▶ **GOAL OF THE EXERCISE**: The listing below is the input. Say how many of its lines contain "from", giving the number alone.

▶ **RECORD LIST**:
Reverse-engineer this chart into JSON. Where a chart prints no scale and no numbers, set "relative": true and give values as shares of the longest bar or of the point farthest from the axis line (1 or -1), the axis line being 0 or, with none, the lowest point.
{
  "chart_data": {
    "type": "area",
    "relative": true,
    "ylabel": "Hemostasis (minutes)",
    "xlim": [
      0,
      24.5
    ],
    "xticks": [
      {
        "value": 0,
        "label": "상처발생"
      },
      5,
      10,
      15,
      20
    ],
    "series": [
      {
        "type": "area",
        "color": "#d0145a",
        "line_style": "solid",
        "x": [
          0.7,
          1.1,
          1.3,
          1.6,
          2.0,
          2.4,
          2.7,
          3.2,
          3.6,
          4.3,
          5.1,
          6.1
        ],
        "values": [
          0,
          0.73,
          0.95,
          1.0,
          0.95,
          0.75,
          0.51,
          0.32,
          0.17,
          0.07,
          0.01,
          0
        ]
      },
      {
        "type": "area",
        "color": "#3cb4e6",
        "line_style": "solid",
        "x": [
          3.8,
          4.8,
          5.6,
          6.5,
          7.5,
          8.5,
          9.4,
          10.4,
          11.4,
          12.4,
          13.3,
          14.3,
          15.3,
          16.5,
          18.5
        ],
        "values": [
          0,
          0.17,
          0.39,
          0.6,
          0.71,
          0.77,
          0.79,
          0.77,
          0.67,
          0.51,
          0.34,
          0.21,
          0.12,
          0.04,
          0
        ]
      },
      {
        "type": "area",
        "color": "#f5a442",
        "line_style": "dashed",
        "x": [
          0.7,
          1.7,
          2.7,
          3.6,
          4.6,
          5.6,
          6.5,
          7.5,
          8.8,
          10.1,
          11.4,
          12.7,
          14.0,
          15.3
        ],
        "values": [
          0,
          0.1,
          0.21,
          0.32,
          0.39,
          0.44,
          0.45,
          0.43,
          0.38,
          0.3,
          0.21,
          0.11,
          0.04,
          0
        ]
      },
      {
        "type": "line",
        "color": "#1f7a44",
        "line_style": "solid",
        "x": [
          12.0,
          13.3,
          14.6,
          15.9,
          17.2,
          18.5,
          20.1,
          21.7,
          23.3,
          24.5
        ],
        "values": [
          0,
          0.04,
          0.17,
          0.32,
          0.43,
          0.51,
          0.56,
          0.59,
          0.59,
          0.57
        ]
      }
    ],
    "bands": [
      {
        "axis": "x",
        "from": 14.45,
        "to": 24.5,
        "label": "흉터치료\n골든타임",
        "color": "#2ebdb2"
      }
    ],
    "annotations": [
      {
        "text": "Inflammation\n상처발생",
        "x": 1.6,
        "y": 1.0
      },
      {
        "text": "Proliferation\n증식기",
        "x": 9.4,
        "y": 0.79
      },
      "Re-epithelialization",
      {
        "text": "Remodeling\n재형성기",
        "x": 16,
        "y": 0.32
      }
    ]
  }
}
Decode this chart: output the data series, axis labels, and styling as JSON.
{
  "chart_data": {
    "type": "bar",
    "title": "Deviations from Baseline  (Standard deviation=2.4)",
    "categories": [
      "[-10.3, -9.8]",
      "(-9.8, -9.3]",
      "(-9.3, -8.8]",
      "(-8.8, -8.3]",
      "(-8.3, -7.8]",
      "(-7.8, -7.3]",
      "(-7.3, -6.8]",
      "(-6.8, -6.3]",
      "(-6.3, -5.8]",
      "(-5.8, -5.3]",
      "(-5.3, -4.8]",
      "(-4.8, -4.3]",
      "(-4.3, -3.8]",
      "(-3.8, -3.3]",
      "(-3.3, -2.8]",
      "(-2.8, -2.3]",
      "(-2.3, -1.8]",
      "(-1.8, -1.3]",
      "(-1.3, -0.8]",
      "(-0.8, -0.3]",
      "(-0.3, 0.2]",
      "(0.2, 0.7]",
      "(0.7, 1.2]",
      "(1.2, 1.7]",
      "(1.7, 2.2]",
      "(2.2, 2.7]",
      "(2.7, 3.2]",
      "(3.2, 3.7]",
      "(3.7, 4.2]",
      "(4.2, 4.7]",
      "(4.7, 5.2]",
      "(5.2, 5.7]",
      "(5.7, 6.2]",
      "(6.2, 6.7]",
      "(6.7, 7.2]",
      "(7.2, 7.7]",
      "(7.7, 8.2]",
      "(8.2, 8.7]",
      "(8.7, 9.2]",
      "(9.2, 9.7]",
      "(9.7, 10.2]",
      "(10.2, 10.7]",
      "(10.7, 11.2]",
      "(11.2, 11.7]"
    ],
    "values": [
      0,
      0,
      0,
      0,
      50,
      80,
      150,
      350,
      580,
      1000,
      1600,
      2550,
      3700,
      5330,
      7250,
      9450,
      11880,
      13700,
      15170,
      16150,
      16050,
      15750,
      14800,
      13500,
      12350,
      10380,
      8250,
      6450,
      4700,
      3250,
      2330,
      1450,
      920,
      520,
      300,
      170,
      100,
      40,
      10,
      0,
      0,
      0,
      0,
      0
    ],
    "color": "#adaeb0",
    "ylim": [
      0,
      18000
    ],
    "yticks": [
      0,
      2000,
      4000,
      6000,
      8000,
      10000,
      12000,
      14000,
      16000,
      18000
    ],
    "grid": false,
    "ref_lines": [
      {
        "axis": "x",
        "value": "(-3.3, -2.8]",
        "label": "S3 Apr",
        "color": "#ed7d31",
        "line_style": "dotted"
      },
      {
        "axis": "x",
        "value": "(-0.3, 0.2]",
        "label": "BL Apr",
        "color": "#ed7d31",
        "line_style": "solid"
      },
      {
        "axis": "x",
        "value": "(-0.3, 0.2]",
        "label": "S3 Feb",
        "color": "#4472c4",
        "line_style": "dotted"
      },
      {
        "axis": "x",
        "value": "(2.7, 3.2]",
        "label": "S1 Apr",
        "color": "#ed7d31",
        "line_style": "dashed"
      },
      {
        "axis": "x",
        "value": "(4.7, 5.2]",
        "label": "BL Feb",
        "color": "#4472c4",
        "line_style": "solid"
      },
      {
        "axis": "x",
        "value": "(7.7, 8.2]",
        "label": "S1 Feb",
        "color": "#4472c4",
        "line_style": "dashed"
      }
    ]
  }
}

▶ **TASK RESPONSE**: 3